• [SET PROBLEM]: Copy out the lines of the items without any change, from the line with "lesson-subtitle: （第 1" to the line with "229, 237, 245]", including both of those lines and nothing else.
--- --- ---
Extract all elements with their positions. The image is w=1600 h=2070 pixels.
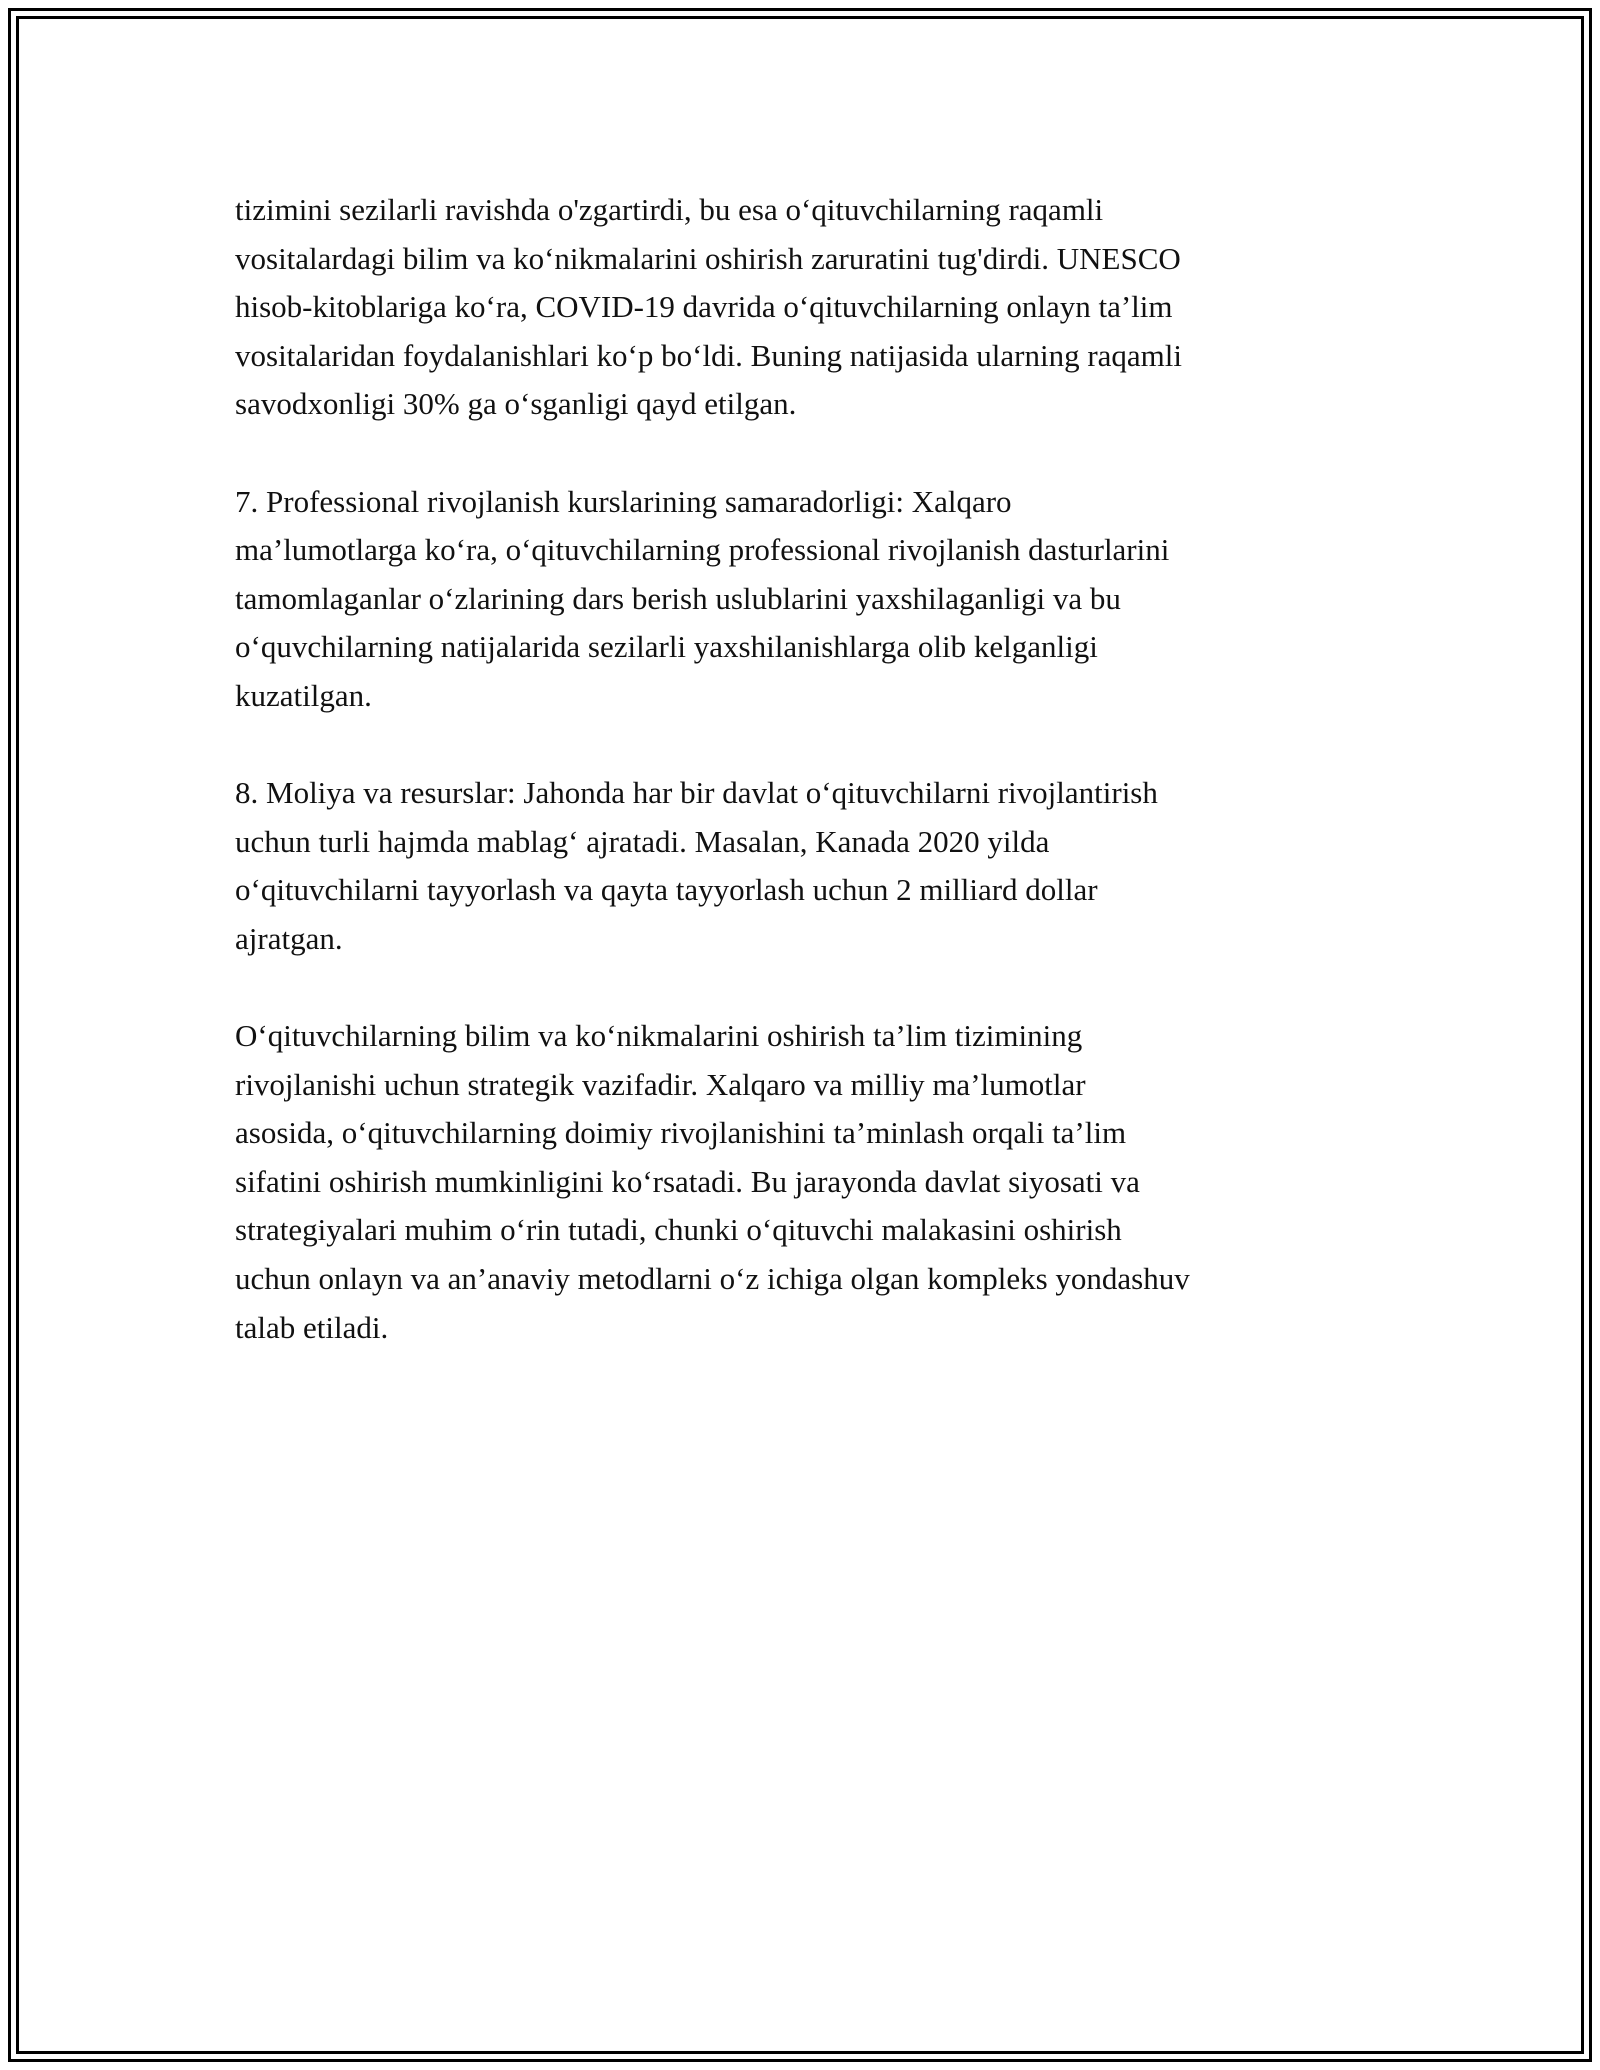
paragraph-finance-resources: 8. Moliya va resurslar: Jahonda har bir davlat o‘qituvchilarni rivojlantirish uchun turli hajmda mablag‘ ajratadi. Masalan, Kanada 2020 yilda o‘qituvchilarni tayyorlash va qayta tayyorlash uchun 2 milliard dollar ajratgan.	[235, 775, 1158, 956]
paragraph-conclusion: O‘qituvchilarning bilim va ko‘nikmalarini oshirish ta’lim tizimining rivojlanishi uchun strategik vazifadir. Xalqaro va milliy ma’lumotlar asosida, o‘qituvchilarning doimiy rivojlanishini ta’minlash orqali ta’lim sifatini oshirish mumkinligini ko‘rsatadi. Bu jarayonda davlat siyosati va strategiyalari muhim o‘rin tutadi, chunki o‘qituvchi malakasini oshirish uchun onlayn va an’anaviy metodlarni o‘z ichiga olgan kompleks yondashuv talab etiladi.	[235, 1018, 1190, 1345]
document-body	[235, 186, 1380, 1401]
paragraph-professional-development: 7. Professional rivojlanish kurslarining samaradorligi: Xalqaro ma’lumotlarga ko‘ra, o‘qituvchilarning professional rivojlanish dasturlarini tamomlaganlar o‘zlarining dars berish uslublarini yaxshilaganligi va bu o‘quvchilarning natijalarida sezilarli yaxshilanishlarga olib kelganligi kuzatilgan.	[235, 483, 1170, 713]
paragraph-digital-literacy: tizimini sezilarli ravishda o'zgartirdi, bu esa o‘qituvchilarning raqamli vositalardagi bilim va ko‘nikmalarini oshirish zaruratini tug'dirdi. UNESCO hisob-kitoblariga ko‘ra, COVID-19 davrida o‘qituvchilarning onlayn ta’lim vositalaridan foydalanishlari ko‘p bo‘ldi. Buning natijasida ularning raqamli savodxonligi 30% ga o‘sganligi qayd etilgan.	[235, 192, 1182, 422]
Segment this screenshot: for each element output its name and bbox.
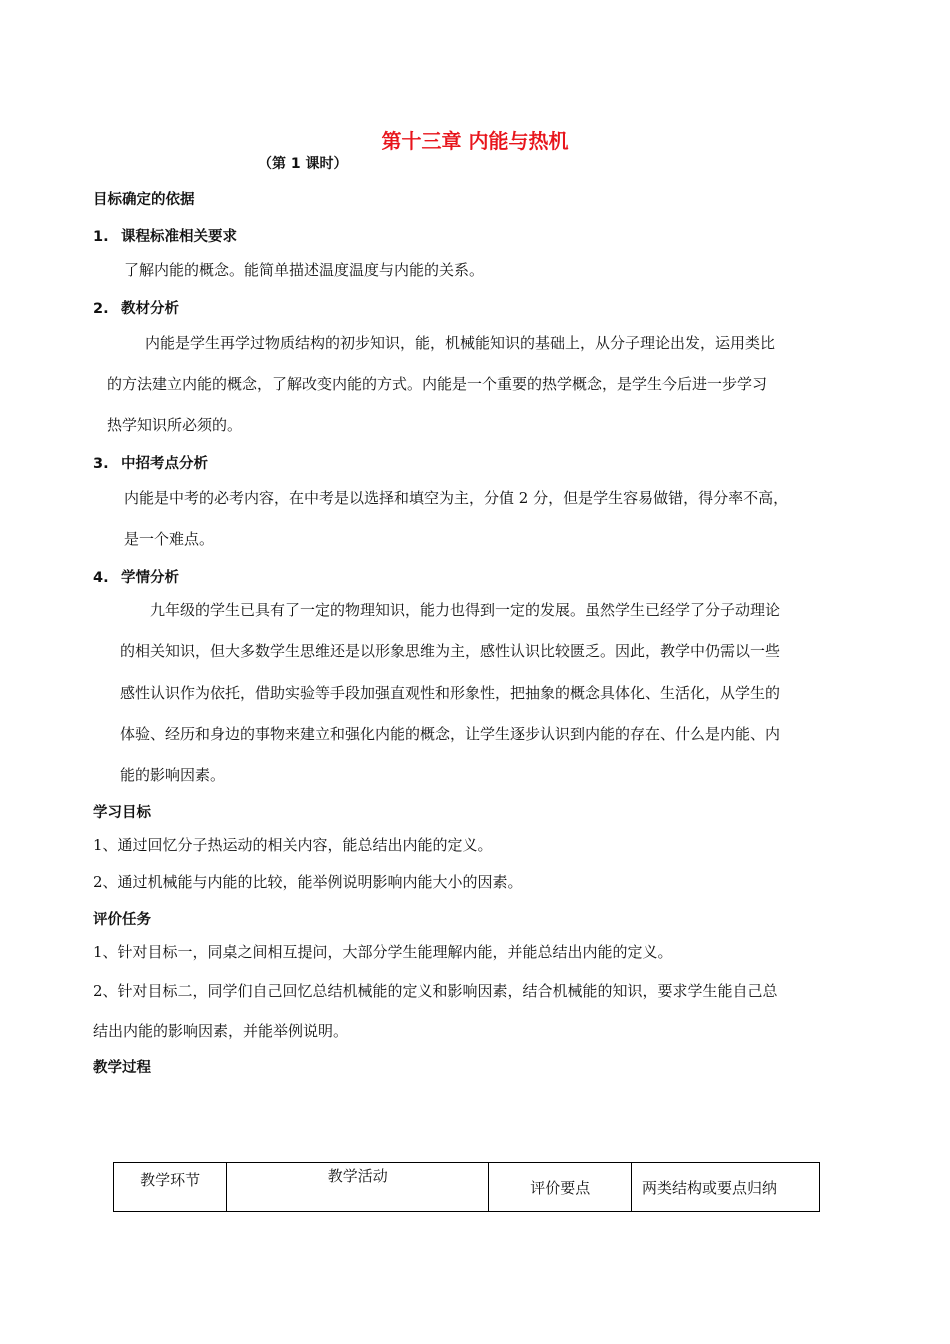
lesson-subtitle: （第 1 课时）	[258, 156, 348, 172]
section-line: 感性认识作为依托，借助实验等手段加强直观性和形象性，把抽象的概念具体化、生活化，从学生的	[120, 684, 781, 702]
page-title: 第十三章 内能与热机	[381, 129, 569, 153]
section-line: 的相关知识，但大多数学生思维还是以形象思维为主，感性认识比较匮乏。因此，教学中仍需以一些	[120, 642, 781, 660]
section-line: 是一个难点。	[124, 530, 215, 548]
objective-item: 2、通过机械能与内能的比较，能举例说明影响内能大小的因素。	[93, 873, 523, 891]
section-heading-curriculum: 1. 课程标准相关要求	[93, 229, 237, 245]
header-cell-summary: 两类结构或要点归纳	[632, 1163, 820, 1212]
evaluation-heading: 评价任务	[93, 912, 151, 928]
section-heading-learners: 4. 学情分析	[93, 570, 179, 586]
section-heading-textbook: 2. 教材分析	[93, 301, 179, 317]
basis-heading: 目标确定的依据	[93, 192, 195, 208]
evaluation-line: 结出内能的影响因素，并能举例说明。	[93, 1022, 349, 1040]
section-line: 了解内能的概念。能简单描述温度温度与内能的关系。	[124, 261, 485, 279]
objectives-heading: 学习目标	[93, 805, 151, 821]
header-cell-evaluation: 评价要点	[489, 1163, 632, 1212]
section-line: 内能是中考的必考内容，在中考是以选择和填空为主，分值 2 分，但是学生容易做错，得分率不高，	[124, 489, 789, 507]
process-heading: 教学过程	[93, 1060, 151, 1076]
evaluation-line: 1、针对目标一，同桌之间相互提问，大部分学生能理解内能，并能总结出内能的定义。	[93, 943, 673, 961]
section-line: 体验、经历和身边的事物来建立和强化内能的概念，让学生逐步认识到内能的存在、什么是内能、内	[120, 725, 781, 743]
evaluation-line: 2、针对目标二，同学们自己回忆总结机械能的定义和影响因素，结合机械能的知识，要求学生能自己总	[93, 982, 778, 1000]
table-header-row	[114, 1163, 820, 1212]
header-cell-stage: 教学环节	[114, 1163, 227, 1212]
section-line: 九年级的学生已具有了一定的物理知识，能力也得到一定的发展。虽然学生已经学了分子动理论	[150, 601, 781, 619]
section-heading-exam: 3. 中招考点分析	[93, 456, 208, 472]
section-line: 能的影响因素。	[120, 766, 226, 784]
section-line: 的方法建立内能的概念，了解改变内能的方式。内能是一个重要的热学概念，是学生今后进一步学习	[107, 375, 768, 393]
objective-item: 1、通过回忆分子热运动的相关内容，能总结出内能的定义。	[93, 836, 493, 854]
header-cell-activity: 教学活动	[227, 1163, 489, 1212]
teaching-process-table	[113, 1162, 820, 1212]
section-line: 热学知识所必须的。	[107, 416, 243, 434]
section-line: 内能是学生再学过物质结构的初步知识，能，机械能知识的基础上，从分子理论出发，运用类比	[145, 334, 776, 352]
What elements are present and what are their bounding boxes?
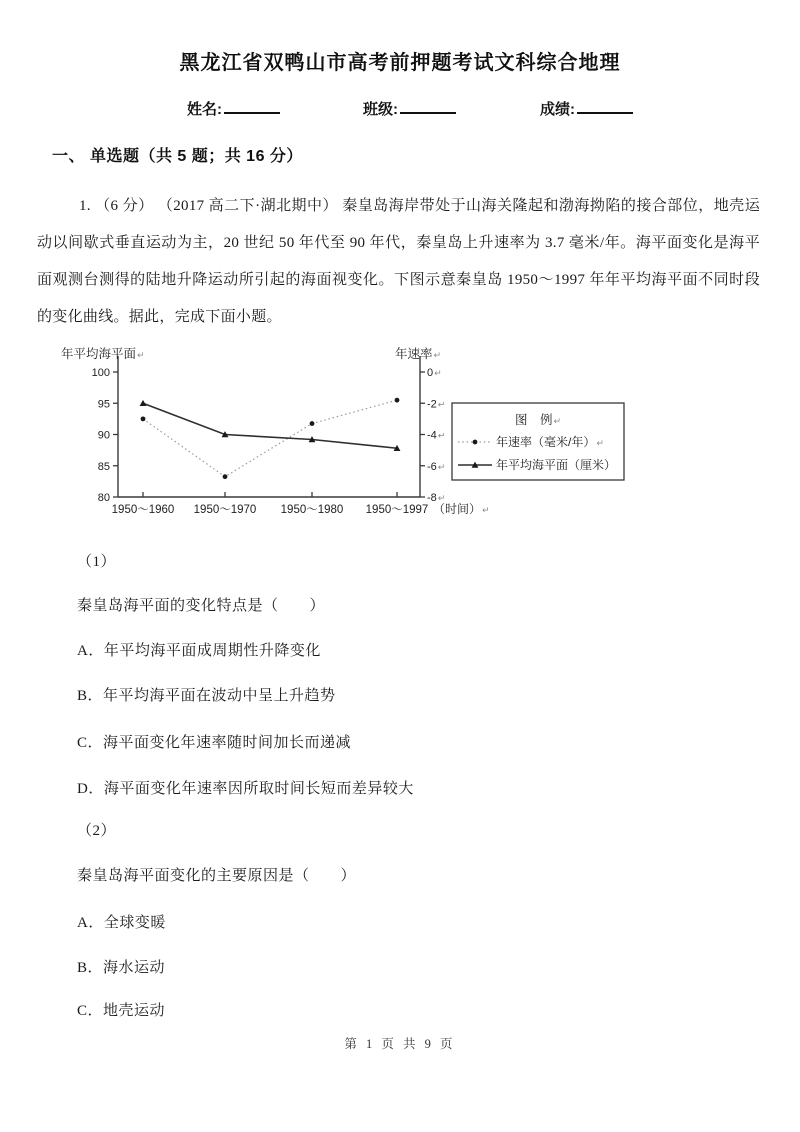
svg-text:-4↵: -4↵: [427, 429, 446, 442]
--- --- ---
• [CORRECT OUTPUT]:
lesson-subtitle: （第 1 课时）	[258, 156, 348, 172]
section-line: 感性认识作为依托，借助实验等手段加强直观性和形象性，把抽象的概念具体化、生活化，从学生的	[120, 684, 781, 702]
page-title: 第十三章 内能与热机	[381, 129, 569, 153]
section-line: 的相关知识，但大多数学生思维还是以形象思维为主，感性认识比较匮乏。因此，教学中仍需以一些	[120, 642, 781, 660]
section-line: 是一个难点。	[124, 530, 215, 548]
objective-item: 2、通过机械能与内能的比较，能举例说明影响内能大小的因素。	[93, 873, 523, 891]
section-heading-curriculum: 1. 课程标准相关要求	[93, 229, 237, 245]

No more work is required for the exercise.